#### Given records

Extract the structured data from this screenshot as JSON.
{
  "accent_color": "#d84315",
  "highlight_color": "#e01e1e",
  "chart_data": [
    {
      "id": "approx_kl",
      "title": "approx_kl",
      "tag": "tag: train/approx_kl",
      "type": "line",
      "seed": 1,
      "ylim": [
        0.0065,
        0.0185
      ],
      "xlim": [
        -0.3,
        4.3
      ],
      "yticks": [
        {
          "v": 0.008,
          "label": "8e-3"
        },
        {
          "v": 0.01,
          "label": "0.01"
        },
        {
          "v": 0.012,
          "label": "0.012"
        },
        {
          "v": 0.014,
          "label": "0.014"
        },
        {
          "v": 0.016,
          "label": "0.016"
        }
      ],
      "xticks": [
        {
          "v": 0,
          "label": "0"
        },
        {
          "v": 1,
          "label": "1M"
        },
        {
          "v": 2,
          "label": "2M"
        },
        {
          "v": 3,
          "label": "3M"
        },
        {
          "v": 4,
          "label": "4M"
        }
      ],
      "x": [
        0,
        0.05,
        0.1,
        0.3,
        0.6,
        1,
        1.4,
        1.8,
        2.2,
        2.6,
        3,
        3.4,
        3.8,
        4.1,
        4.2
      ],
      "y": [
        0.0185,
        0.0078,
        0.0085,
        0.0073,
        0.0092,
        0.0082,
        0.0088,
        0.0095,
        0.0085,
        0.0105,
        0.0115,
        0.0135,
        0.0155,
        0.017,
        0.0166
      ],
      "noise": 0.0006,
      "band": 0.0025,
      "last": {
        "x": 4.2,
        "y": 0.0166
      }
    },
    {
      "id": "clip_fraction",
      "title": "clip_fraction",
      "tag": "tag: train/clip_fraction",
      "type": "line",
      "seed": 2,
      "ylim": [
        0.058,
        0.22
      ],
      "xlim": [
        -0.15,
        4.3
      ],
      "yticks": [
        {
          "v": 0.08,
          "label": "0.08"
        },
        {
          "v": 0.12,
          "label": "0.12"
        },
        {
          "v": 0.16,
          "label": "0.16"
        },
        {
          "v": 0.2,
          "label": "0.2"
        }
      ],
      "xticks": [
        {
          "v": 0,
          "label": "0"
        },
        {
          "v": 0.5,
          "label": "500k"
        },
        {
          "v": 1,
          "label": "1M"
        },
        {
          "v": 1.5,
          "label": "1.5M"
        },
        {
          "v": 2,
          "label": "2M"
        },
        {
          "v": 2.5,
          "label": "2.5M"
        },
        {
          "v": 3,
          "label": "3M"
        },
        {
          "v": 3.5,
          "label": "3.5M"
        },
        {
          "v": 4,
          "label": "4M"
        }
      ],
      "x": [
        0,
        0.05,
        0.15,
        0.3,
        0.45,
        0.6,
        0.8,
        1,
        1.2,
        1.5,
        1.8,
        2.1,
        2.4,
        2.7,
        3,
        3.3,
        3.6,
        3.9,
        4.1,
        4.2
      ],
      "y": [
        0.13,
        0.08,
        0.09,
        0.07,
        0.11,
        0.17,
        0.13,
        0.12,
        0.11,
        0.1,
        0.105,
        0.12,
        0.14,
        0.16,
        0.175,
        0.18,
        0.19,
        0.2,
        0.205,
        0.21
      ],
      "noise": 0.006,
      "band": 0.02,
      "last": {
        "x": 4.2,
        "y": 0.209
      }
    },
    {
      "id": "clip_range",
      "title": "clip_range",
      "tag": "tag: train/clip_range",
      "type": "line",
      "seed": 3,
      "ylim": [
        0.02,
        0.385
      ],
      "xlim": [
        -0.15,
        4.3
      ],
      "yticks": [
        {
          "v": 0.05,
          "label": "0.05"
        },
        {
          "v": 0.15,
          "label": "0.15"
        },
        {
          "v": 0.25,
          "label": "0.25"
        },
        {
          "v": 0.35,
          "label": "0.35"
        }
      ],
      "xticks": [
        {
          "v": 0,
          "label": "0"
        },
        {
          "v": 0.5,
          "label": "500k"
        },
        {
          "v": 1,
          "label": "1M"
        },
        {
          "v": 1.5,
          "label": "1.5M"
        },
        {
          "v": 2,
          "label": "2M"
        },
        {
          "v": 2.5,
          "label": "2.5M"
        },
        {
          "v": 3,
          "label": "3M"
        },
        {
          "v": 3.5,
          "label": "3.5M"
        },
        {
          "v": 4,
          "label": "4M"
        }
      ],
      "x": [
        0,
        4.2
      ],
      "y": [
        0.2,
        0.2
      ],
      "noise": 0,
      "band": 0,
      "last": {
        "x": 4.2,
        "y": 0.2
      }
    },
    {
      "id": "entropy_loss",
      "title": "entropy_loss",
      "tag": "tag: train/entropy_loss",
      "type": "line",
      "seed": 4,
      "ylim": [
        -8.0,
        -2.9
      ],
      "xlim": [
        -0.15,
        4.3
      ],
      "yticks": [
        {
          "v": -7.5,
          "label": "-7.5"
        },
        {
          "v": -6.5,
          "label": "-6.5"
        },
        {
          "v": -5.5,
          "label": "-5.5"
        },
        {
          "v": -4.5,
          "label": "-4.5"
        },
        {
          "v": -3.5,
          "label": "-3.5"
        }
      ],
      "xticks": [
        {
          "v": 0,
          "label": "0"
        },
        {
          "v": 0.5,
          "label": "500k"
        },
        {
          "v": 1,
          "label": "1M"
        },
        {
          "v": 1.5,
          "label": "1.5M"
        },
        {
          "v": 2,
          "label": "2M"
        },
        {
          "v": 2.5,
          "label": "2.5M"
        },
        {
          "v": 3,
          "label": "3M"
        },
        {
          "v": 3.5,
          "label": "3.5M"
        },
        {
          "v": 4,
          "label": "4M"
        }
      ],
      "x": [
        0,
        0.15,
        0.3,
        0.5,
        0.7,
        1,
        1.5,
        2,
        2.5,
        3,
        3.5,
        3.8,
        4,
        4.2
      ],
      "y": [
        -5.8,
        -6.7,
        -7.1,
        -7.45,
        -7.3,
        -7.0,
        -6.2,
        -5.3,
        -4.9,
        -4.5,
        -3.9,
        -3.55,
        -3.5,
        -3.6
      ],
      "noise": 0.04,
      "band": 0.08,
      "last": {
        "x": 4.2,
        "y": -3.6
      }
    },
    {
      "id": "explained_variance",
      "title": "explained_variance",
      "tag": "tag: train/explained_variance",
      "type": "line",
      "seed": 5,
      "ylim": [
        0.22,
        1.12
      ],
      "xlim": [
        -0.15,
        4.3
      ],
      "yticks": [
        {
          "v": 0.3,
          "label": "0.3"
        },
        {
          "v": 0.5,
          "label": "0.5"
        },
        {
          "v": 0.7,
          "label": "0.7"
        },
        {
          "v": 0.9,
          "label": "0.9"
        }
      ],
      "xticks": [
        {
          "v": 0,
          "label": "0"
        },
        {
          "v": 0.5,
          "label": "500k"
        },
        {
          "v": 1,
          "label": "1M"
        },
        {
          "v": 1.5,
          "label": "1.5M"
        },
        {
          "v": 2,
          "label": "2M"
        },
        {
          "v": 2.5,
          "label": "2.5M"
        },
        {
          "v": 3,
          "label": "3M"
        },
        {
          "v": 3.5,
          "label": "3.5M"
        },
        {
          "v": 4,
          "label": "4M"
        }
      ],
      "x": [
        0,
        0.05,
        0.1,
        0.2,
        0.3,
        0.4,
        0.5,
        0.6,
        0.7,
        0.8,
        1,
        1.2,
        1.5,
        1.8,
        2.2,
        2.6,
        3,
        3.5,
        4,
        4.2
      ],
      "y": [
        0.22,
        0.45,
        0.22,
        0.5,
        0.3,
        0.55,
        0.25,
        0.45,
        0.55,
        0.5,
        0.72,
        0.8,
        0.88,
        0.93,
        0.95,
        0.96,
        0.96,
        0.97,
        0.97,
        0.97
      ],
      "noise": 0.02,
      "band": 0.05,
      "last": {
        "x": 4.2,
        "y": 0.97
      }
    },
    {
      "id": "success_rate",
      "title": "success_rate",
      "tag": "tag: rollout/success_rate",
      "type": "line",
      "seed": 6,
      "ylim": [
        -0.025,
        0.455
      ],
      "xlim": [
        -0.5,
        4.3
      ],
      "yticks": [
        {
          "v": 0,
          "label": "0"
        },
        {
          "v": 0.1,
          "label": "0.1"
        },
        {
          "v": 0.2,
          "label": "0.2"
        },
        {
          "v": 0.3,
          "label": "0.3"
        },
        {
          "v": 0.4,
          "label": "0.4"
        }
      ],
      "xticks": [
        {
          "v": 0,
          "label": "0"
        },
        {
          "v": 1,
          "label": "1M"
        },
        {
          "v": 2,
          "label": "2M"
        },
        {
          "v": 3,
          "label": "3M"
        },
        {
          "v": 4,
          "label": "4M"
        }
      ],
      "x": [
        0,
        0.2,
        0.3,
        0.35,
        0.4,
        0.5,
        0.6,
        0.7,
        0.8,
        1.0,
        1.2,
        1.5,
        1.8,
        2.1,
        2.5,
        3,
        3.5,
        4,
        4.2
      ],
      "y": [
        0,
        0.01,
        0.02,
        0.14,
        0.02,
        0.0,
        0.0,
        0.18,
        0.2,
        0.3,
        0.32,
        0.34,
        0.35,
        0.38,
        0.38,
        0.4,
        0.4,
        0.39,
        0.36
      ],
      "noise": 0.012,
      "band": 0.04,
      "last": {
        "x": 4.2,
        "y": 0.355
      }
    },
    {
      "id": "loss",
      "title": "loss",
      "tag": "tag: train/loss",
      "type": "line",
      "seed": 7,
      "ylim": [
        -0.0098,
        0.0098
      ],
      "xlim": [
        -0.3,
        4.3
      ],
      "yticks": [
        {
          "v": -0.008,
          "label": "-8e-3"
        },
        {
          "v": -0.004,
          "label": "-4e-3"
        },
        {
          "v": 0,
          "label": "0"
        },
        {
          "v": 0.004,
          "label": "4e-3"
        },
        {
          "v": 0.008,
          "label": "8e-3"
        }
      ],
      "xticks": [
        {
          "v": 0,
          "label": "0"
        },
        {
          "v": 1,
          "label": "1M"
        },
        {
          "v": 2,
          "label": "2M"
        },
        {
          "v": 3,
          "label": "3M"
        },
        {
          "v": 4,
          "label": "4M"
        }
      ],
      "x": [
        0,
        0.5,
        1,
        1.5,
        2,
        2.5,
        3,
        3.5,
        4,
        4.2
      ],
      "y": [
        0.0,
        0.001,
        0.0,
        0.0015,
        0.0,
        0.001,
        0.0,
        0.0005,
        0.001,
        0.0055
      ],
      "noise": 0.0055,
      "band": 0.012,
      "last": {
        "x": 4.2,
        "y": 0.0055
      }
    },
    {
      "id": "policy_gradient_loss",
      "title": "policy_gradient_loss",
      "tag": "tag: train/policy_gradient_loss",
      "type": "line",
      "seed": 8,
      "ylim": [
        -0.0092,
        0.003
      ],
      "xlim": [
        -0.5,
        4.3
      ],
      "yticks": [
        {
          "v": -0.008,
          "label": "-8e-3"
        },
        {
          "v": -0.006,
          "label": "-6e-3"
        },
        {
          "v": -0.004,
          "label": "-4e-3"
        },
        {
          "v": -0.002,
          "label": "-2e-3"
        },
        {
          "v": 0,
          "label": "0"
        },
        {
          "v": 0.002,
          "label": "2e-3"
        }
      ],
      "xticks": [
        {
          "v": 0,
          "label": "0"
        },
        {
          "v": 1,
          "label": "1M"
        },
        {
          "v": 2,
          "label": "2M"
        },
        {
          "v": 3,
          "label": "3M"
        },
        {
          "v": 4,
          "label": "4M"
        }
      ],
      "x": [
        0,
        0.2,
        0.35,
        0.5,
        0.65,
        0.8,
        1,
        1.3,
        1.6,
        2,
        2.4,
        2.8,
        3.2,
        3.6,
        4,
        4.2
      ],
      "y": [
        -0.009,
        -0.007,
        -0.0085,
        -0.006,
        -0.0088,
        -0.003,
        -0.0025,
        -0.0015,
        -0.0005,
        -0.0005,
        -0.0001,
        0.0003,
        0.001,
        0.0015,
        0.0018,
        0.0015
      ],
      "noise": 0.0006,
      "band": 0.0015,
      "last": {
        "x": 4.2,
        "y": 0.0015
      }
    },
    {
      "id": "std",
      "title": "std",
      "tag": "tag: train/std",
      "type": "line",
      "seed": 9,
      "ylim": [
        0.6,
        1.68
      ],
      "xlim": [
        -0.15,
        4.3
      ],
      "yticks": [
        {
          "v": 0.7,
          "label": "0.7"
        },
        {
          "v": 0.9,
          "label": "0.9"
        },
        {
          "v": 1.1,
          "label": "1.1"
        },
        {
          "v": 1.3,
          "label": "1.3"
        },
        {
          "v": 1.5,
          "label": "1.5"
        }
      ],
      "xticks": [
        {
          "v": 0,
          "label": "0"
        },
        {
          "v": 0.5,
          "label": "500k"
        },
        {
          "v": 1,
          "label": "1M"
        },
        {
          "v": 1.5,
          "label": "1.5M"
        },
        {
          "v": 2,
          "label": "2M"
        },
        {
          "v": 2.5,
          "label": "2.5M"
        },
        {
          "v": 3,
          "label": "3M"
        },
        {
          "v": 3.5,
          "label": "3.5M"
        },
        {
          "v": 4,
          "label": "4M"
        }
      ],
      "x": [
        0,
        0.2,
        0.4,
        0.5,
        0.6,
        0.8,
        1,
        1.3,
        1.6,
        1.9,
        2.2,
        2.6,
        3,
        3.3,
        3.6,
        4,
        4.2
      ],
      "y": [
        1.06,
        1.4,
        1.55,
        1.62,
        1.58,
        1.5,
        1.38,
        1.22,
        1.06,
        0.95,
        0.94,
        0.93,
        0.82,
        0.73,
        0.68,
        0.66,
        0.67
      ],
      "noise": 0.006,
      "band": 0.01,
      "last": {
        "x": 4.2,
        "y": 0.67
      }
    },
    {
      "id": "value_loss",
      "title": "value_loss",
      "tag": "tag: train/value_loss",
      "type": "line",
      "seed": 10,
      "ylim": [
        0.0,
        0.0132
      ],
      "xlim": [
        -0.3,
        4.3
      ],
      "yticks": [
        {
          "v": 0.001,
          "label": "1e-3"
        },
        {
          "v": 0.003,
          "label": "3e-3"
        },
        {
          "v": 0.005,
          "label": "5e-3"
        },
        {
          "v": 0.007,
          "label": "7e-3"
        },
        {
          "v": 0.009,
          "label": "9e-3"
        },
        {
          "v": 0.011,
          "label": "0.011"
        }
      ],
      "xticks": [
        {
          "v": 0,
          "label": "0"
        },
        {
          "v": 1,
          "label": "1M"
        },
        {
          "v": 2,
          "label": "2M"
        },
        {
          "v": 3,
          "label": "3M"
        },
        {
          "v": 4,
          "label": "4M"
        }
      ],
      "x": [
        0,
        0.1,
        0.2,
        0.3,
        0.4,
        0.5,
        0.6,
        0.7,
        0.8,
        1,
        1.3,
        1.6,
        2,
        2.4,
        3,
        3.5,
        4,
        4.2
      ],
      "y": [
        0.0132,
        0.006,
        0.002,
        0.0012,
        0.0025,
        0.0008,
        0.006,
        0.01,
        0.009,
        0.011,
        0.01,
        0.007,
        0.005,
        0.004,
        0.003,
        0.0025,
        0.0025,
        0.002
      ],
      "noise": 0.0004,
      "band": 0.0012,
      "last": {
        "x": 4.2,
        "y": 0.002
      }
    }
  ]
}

########

• **What the exercise asks**:
Search the data for "band". Copy every line that has it.

• **Written response**:
      "band": 0.0025,
      "band": 0.02,
      "band": 0,
      "band": 0.08,
      "band": 0.05,
      "band": 0.04,
      "band": 0.012,
      "band": 0.0015,
      "band": 0.01,
      "band": 0.0012,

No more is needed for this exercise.